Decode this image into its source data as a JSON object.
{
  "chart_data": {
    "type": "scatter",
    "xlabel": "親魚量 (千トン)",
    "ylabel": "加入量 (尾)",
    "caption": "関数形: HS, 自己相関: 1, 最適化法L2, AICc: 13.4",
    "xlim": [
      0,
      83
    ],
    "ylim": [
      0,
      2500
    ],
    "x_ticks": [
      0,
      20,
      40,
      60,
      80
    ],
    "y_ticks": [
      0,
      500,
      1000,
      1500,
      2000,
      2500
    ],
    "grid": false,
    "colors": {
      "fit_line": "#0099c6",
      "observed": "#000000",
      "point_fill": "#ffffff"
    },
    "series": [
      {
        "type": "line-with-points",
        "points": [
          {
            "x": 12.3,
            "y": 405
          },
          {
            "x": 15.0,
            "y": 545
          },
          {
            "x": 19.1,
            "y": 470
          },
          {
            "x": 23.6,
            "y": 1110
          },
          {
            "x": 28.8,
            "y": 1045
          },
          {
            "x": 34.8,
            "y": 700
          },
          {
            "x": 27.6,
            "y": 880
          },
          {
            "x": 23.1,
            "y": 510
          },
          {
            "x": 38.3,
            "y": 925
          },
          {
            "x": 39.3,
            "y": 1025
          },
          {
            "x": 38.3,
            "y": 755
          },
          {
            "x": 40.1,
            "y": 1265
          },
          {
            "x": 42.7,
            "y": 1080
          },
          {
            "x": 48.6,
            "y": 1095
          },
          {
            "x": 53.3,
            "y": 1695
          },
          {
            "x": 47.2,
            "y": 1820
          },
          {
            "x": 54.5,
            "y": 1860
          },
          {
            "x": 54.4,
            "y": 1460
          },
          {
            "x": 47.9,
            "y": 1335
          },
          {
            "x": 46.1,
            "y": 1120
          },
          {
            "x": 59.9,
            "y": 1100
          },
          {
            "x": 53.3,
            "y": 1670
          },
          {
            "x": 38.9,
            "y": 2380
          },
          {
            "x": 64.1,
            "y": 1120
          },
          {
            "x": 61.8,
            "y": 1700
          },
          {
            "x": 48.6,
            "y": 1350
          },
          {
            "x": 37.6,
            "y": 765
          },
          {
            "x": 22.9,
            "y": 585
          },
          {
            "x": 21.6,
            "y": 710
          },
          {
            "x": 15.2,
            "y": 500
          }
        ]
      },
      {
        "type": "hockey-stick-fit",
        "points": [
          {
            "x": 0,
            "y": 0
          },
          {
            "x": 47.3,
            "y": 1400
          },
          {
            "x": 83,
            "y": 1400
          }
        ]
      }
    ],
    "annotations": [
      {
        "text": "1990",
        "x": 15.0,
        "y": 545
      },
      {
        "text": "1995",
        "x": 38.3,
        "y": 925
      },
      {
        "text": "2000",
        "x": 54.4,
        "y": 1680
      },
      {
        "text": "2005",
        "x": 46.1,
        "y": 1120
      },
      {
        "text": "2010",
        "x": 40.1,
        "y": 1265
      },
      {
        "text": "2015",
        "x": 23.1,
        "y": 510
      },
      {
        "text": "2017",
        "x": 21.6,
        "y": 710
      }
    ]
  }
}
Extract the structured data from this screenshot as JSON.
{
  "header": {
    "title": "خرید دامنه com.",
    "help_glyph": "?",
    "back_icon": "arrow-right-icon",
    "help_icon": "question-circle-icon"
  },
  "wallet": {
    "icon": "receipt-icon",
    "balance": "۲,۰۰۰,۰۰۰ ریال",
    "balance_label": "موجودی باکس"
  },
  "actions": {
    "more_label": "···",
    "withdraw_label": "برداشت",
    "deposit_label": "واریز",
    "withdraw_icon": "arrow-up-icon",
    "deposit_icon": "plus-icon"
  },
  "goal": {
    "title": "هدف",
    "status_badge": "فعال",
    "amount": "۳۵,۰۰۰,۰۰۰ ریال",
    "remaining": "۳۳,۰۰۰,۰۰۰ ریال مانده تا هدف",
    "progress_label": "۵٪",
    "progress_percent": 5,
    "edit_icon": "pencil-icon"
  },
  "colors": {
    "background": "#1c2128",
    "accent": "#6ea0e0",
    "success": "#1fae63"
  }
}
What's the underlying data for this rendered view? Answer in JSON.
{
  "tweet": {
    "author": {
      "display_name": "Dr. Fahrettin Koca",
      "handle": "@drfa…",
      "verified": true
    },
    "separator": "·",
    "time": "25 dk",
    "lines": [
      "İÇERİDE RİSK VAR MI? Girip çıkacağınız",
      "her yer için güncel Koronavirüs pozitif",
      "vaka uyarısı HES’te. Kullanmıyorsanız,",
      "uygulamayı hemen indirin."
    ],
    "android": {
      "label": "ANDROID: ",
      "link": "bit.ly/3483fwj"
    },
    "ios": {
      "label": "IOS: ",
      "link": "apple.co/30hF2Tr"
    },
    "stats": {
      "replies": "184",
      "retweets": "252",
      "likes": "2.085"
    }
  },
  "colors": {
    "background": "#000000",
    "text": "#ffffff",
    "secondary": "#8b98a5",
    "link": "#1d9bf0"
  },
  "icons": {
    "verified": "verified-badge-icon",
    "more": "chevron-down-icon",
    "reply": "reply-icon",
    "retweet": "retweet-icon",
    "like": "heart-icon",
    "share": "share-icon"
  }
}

To be done: Nothing in the listing may be changed; retype it all exactly.

Solution below:
Decode this image into its source data as a JSON object.
{
  "chart_data": {
    "type": "scatter",
    "xlabel": "親魚量 (千トン)",
    "ylabel": "加入量 (尾)",
    "caption": "関数形: HS, 自己相関: 1, 最適化法L2, AICc: 13.4",
    "xlim": [
      0,
      83
    ],
    "ylim": [
      0,
      2500
    ],
    "x_ticks": [
      0,
      20,
      40,
      60,
      80
    ],
    "y_ticks": [
      0,
      500,
      1000,
      1500,
      2000,
      2500
    ],
    "grid": false,
    "colors": {
      "fit_line": "#0099c6",
      "observed": "#000000",
      "point_fill": "#ffffff"
    },
    "series": [
      {
        "type": "line-with-points",
        "points": [
          {
            "x": 12.3,
            "y": 405
          },
          {
            "x": 15.0,
            "y": 545
          },
          {
            "x": 19.1,
            "y": 470
          },
          {
            "x": 23.6,
            "y": 1110
          },
          {
            "x": 28.8,
            "y": 1045
          },
          {
            "x": 34.8,
            "y": 700
          },
          {
            "x": 27.6,
            "y": 880
          },
          {
            "x": 23.1,
            "y": 510
          },
          {
            "x": 38.3,
            "y": 925
          },
          {
            "x": 39.3,
            "y": 1025
          },
          {
            "x": 38.3,
            "y": 755
          },
          {
            "x": 40.1,
            "y": 1265
          },
          {
            "x": 42.7,
            "y": 1080
          },
          {
            "x": 48.6,
            "y": 1095
          },
          {
            "x": 53.3,
            "y": 1695
          },
          {
            "x": 47.2,
            "y": 1820
          },
          {
            "x": 54.5,
            "y": 1860
          },
          {
            "x": 54.4,
            "y": 1460
          },
          {
            "x": 47.9,
            "y": 1335
          },
          {
            "x": 46.1,
            "y": 1120
          },
          {
            "x": 59.9,
            "y": 1100
          },
          {
            "x": 53.3,
            "y": 1670
          },
          {
            "x": 38.9,
            "y": 2380
          },
          {
            "x": 64.1,
            "y": 1120
          },
          {
            "x": 61.8,
            "y": 1700
          },
          {
            "x": 48.6,
            "y": 1350
          },
          {
            "x": 37.6,
            "y": 765
          },
          {
            "x": 22.9,
            "y": 585
          },
          {
            "x": 21.6,
            "y": 710
          },
          {
            "x": 15.2,
            "y": 500
          }
        ]
      },
      {
        "type": "hockey-stick-fit",
        "points": [
          {
            "x": 0,
            "y": 0
          },
          {
            "x": 47.3,
            "y": 1400
          },
          {
            "x": 83,
            "y": 1400
          }
        ]
      }
    ],
    "annotations": [
      {
        "text": "1990",
        "x": 15.0,
        "y": 545
      },
      {
        "text": "1995",
        "x": 38.3,
        "y": 925
      },
      {
        "text": "2000",
        "x": 54.4,
        "y": 1680
      },
      {
        "text": "2005",
        "x": 46.1,
        "y": 1120
      },
      {
        "text": "2010",
        "x": 40.1,
        "y": 1265
      },
      {
        "text": "2015",
        "x": 23.1,
        "y": 510
      },
      {
        "text": "2017",
        "x": 21.6,
        "y": 710
      }
    ]
  }
}
Extract the structured data from this screenshot as JSON.
{
  "header": {
    "title": "خرید دامنه com.",
    "help_glyph": "?",
    "back_icon": "arrow-right-icon",
    "help_icon": "question-circle-icon"
  },
  "wallet": {
    "icon": "receipt-icon",
    "balance": "۲,۰۰۰,۰۰۰ ریال",
    "balance_label": "موجودی باکس"
  },
  "actions": {
    "more_label": "···",
    "withdraw_label": "برداشت",
    "deposit_label": "واریز",
    "withdraw_icon": "arrow-up-icon",
    "deposit_icon": "plus-icon"
  },
  "goal": {
    "title": "هدف",
    "status_badge": "فعال",
    "amount": "۳۵,۰۰۰,۰۰۰ ریال",
    "remaining": "۳۳,۰۰۰,۰۰۰ ریال مانده تا هدف",
    "progress_label": "۵٪",
    "progress_percent": 5,
    "edit_icon": "pencil-icon"
  },
  "colors": {
    "background": "#1c2128",
    "accent": "#6ea0e0",
    "success": "#1fae63"
  }
}
What's the underlying data for this rendered view? Answer in JSON.
{
  "tweet": {
    "author": {
      "display_name": "Dr. Fahrettin Koca",
      "handle": "@drfa…",
      "verified": true
    },
    "separator": "·",
    "time": "25 dk",
    "lines": [
      "İÇERİDE RİSK VAR MI? Girip çıkacağınız",
      "her yer için güncel Koronavirüs pozitif",
      "vaka uyarısı HES’te. Kullanmıyorsanız,",
      "uygulamayı hemen indirin."
    ],
    "android": {
      "label": "ANDROID: ",
      "link": "bit.ly/3483fwj"
    },
    "ios": {
      "label": "IOS: ",
      "link": "apple.co/30hF2Tr"
    },
    "stats": {
      "replies": "184",
      "retweets": "252",
      "likes": "2.085"
    }
  },
  "colors": {
    "background": "#000000",
    "text": "#ffffff",
    "secondary": "#8b98a5",
    "link": "#1d9bf0"
  },
  "icons": {
    "verified": "verified-badge-icon",
    "more": "chevron-down-icon",
    "reply": "reply-icon",
    "retweet": "retweet-icon",
    "like": "heart-icon",
    "share": "share-icon"
  }
}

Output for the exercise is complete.